**** Page extract

Read On Something (Dodo Press) Online
Authors: Hilaire Belloc
Tags: #Azizex666, #Fiction, #General, #Literary Collections, #Essays
Not to recognize this National force has, again, led men into another
error: they will have it that the great common actions of Frenchmen are
due to some occult force or to a master. They will explain the Crusades
by the cunning organization of the Papacy; the French Revolution by the
cunning organization of the Masonic lodges; the Napoleonic episode by the
individual cunning and plan of Bonaparte. Such explanations are puerile.
The blow of 1870 was perhaps the most severe which any modern nation has
endured. By some accident it did not terminate the activity of the French
nation. The Southern States of America remain under the effect of the
Civil War. All that is not Prussian in Germany remains prostrate—
especially in ideas—under the effect of the Prussian victory over it. The
French but barely escaped a similarly permanent dissolution of national
character: but they did escape it; and the national mark, the power of
spontaneous and collective action, after a few years' check, began to
emerge.

********
**** Record list

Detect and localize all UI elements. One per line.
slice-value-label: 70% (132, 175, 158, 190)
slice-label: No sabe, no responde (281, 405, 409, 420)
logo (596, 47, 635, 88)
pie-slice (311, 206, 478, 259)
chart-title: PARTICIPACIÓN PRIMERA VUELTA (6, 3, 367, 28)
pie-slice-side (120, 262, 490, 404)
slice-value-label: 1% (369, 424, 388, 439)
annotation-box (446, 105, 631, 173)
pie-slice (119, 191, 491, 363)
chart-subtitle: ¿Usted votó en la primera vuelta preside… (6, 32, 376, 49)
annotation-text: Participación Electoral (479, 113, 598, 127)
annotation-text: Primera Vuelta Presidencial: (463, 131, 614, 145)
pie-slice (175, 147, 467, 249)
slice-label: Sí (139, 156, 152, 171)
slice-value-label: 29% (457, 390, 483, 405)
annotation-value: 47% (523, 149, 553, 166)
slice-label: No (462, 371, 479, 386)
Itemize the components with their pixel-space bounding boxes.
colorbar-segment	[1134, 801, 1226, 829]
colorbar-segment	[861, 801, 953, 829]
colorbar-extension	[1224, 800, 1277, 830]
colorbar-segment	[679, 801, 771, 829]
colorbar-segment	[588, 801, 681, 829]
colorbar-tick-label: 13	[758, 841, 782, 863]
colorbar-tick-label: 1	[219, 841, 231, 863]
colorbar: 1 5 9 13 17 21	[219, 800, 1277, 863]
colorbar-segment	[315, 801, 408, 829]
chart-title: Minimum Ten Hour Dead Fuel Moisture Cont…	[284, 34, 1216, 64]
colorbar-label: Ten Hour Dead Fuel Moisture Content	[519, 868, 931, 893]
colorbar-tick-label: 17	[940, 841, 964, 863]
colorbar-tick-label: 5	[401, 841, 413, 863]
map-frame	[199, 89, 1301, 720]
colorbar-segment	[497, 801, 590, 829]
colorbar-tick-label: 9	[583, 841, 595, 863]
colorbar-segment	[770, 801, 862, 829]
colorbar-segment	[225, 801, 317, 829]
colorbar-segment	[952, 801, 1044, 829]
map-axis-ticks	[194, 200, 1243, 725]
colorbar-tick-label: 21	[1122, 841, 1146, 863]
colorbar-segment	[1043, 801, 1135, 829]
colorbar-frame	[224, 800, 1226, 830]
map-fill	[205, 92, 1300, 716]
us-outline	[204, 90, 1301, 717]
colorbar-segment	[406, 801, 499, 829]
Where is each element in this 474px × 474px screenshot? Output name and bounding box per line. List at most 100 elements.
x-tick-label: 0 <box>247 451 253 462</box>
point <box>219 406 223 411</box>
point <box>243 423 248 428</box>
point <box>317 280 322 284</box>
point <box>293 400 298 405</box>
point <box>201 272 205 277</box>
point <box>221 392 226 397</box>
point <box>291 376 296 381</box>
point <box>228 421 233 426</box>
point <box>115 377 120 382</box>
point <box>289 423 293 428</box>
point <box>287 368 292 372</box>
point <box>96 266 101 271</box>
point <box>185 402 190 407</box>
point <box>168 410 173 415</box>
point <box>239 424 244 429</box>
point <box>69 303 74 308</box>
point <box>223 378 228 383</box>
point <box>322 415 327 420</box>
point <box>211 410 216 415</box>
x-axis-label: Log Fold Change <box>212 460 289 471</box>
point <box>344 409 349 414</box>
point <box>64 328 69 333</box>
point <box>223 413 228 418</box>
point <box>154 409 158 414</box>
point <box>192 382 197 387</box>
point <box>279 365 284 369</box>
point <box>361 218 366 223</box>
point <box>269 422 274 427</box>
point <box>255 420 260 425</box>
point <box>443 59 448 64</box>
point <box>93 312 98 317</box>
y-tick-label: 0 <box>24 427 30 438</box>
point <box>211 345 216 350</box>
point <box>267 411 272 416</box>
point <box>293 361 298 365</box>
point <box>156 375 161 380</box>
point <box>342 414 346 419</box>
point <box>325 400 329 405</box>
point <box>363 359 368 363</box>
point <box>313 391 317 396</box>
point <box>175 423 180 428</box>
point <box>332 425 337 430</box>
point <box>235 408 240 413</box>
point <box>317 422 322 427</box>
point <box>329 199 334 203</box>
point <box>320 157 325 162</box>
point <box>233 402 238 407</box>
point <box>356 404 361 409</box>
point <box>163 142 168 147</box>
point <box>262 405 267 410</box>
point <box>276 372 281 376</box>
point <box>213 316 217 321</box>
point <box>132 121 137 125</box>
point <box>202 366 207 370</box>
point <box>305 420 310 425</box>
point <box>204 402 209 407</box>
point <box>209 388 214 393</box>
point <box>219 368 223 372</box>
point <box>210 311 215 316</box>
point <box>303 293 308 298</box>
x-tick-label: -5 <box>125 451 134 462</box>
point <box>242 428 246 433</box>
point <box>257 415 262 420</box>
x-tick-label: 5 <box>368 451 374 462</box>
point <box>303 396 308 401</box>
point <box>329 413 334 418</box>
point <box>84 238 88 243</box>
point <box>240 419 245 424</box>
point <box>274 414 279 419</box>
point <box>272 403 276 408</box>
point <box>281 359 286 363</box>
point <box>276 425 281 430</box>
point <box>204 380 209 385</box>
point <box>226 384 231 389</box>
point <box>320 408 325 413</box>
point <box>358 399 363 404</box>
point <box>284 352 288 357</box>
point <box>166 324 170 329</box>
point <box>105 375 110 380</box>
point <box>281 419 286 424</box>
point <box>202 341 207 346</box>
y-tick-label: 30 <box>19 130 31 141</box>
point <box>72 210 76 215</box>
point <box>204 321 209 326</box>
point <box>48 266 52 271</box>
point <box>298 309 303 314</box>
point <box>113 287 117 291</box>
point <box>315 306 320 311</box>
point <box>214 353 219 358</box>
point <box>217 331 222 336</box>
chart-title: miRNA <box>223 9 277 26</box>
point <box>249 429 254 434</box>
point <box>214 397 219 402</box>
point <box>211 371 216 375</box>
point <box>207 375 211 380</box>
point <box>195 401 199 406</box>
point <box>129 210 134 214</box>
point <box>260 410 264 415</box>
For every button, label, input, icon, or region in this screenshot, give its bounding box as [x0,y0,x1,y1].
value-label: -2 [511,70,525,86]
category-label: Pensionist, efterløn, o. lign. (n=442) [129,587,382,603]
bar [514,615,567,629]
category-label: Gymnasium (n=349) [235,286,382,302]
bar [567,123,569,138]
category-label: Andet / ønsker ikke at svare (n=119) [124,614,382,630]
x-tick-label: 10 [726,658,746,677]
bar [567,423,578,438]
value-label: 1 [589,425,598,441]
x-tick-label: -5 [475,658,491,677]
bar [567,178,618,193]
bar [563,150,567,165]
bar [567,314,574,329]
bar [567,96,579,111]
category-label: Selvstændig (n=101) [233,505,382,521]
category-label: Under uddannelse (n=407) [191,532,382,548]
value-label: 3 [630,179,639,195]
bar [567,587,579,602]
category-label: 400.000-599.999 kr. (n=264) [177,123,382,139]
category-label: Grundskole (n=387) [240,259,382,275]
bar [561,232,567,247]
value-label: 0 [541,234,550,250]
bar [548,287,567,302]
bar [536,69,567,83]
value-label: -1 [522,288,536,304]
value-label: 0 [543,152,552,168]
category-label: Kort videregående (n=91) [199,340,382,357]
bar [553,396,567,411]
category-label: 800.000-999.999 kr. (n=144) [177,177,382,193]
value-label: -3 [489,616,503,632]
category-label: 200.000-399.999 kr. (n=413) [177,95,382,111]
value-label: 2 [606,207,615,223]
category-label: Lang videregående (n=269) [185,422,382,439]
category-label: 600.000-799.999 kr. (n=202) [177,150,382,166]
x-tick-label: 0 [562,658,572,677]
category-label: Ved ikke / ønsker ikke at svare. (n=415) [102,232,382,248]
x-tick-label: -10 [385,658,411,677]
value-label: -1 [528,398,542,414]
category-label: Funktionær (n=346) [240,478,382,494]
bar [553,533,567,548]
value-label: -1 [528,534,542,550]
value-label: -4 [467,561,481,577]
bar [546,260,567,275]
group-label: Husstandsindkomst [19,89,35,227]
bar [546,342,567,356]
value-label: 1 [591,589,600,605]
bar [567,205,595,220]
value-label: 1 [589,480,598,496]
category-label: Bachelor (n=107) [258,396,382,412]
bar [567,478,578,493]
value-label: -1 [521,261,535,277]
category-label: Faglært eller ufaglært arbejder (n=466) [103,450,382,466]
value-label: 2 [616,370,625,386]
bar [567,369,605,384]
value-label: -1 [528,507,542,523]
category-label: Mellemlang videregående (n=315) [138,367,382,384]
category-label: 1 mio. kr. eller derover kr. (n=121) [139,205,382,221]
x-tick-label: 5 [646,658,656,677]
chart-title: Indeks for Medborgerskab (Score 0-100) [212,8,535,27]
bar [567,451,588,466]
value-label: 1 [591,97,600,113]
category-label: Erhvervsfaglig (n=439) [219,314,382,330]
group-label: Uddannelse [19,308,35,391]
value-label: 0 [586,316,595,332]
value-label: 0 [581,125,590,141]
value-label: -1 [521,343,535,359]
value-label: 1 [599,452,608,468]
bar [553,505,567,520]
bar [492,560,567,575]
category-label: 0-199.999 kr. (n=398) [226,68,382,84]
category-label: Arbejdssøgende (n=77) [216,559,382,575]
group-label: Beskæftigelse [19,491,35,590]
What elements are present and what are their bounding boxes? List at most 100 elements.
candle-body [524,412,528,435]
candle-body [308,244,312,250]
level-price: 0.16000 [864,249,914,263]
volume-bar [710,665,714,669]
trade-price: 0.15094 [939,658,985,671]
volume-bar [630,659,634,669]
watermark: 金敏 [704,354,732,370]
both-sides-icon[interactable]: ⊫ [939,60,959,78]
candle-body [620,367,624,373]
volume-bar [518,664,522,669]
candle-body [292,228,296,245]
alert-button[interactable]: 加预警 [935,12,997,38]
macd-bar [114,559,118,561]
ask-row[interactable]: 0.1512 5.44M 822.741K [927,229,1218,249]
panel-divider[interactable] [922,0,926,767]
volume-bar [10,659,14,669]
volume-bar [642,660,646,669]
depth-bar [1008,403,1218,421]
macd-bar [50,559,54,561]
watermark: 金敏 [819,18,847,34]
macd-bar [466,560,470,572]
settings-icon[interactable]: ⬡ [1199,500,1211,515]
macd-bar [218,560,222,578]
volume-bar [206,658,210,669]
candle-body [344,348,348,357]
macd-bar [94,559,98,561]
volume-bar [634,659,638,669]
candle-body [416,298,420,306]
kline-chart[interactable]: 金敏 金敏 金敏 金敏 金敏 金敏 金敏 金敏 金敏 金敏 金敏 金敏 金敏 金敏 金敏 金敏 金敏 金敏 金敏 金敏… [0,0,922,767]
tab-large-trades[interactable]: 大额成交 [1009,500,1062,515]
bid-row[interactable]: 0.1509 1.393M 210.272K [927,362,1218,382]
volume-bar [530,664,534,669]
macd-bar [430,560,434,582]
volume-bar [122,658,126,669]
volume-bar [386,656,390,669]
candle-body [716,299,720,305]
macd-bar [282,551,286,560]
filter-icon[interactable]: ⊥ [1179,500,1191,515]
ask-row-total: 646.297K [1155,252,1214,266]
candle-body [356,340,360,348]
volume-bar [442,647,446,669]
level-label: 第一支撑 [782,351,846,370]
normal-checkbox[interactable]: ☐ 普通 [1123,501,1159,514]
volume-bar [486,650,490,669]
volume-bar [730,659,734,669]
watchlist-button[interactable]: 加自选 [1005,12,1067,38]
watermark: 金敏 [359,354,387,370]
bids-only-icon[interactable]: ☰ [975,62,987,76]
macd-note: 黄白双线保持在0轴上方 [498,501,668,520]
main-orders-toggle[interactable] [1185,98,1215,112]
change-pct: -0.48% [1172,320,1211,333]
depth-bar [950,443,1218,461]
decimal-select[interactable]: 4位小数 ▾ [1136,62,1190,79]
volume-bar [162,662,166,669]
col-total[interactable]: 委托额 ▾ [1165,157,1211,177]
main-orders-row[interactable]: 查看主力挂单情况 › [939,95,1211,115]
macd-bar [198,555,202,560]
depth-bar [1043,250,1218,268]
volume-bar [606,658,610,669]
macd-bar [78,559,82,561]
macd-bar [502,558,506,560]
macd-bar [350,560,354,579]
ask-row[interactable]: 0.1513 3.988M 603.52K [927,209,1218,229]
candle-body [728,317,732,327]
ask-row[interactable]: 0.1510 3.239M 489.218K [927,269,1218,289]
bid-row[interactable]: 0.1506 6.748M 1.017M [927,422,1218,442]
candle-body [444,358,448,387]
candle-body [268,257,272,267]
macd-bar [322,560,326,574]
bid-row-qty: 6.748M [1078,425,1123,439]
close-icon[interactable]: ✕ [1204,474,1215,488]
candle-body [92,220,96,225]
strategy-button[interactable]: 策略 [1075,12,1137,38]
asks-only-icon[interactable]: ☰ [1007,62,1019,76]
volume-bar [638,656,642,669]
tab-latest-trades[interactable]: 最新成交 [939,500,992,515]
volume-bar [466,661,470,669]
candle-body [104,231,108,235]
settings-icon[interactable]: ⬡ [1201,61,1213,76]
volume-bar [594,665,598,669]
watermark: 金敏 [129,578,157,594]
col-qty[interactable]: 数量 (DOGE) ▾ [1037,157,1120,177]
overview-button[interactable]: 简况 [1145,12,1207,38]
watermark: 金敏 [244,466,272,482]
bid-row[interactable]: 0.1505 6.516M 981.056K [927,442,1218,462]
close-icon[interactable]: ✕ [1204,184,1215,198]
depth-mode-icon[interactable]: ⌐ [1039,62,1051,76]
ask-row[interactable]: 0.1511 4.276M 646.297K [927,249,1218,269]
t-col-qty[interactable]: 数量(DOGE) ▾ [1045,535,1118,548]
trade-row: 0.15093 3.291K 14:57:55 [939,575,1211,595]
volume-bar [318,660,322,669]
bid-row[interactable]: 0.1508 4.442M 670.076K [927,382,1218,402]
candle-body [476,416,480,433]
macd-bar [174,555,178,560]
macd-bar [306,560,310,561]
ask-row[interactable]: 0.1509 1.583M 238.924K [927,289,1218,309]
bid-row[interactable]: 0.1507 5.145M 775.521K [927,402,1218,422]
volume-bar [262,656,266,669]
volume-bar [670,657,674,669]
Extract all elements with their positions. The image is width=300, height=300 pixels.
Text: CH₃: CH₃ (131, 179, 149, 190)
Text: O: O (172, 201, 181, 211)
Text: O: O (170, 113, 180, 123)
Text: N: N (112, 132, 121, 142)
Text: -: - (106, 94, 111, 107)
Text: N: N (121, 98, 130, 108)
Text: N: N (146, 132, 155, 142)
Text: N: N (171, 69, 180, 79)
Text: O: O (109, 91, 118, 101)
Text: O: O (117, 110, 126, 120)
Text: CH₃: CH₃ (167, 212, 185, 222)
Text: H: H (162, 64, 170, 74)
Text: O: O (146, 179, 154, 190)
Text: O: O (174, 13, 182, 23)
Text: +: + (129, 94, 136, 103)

********

▶ [Task details]
The passage on French national character gives some examples of great common actions that people explain by an occult force or a master. List every such action with the explanation it is given.

▶ [Exercise response]
- The Crusades: the cunning organization of the Papacy
- The French Revolution: the cunning organization of the Masonic lodges
- The Napoleonic episode: the individual cunning and plan of Bonaparte